EXERCISE — Update everything from the start of the material down to and including the line containing "chart-background (27, 27, 773, 773)" by replacing "watermark-text" with "watermark-label", leaving every other part of those lines unchanged.

PROVIDED RECORDS —
%%
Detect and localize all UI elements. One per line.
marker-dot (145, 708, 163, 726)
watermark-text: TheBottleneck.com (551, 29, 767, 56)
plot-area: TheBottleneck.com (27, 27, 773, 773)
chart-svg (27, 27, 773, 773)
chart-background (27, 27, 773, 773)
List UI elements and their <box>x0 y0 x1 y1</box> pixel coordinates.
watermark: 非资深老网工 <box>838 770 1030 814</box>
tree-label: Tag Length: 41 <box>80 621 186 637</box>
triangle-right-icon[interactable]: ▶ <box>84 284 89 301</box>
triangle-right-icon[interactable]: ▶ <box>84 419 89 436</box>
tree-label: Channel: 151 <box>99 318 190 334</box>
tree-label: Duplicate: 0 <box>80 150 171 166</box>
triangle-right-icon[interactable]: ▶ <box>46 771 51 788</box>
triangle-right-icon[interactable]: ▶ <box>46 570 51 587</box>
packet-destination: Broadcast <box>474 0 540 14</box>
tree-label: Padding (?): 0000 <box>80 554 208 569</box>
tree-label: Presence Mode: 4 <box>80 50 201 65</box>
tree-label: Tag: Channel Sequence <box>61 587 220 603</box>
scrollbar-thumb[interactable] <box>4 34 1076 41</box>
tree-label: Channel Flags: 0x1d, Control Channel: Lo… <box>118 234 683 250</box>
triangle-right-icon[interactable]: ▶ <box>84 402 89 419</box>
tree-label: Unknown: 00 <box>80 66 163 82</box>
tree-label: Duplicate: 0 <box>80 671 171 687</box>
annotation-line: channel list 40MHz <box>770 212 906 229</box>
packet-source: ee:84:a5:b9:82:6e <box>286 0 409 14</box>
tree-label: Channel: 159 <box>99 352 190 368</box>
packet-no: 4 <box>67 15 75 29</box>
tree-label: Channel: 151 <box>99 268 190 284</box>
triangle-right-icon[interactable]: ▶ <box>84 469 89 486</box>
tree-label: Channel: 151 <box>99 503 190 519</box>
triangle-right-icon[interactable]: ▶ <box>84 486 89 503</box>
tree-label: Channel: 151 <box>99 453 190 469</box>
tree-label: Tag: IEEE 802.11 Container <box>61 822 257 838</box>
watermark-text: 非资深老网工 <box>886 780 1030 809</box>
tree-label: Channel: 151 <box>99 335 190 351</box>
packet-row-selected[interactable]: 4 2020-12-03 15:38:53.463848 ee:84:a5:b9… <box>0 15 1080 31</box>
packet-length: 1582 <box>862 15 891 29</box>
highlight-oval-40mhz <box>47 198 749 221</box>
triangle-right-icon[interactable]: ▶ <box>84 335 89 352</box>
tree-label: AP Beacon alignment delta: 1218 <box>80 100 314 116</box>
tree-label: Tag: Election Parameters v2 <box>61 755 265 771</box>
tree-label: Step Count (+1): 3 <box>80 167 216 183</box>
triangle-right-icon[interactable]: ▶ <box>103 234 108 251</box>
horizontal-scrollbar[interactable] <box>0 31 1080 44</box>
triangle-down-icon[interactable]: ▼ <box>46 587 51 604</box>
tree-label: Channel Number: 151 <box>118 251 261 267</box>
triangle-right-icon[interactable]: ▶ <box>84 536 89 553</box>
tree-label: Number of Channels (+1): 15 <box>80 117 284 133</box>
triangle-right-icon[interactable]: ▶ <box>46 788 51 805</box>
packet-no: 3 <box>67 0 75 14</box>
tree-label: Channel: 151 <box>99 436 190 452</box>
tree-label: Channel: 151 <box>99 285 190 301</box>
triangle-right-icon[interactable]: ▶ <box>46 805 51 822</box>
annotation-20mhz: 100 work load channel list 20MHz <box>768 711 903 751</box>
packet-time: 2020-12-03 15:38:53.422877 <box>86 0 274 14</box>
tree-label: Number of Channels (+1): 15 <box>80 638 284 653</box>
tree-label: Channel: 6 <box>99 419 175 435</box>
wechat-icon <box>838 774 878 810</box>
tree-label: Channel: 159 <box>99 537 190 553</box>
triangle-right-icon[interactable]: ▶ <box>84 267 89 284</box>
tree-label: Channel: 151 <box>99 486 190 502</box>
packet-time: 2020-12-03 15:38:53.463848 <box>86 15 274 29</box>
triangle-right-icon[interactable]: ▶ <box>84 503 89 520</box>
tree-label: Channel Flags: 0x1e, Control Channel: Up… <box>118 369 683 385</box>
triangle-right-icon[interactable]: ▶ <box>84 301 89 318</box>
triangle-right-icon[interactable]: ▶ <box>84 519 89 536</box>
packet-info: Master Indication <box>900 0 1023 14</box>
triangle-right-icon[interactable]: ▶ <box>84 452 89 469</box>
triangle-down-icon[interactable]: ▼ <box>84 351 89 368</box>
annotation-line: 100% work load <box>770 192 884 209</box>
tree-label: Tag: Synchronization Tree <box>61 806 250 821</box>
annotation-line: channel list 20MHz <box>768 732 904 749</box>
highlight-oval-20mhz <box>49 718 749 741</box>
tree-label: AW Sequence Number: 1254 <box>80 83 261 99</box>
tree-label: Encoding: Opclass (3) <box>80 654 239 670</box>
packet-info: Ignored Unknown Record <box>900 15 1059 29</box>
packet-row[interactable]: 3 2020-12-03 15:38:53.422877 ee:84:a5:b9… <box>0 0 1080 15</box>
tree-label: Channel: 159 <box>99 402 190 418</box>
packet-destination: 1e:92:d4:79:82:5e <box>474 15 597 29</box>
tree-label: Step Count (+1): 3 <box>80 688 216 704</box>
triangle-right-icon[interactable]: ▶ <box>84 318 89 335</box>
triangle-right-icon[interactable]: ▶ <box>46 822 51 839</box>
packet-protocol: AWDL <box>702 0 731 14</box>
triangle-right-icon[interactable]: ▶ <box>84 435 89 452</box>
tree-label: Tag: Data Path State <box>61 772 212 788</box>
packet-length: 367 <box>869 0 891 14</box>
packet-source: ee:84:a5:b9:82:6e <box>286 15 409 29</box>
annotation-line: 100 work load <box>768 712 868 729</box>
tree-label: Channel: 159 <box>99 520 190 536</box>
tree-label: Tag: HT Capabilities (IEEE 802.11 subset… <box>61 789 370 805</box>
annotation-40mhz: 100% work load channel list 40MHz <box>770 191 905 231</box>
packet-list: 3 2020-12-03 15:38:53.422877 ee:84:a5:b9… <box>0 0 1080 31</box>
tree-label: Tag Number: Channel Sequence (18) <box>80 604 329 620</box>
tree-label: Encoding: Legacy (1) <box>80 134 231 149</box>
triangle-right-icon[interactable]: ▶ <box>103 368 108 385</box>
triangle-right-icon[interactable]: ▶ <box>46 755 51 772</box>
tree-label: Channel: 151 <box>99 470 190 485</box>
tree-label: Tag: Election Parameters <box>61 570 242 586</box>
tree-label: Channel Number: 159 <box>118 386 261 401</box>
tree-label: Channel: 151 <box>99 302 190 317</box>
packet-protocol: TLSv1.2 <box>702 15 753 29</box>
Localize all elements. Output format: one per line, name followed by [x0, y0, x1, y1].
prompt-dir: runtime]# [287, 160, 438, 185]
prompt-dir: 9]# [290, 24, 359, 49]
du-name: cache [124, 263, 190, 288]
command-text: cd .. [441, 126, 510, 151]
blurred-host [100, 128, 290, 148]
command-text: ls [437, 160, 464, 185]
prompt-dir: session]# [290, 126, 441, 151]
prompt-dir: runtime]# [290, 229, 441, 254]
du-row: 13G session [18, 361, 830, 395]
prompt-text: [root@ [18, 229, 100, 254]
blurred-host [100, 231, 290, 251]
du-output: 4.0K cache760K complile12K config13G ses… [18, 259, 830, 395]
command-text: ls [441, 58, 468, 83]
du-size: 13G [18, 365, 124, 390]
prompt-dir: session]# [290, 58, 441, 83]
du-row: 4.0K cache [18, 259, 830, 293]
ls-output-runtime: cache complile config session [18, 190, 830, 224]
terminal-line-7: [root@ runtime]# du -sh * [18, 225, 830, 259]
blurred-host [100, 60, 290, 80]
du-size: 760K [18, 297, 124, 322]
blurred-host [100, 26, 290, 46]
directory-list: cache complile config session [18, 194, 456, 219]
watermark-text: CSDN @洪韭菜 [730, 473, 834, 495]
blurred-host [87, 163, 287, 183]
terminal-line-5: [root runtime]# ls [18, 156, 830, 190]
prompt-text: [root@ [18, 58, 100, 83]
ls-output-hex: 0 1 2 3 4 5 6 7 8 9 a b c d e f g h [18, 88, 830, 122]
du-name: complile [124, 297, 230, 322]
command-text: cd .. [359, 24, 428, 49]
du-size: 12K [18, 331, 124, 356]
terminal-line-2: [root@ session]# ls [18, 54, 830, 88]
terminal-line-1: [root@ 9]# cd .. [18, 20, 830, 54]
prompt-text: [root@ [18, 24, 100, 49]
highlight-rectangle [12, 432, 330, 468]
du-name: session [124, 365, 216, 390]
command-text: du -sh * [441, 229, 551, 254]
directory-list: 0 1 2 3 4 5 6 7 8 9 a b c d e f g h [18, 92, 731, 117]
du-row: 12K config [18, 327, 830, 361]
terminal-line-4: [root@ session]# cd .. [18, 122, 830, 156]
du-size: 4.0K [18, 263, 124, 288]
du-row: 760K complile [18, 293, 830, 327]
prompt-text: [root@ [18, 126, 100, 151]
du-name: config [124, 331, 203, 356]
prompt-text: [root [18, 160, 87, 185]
%%
WRITTEN SOLUTION —
Detect and localize all UI elements. One per line.
marker-dot (145, 708, 163, 726)
watermark-label: TheBottleneck.com (551, 29, 767, 56)
plot-area: TheBottleneck.com (27, 27, 773, 773)
chart-svg (27, 27, 773, 773)
chart-background (27, 27, 773, 773)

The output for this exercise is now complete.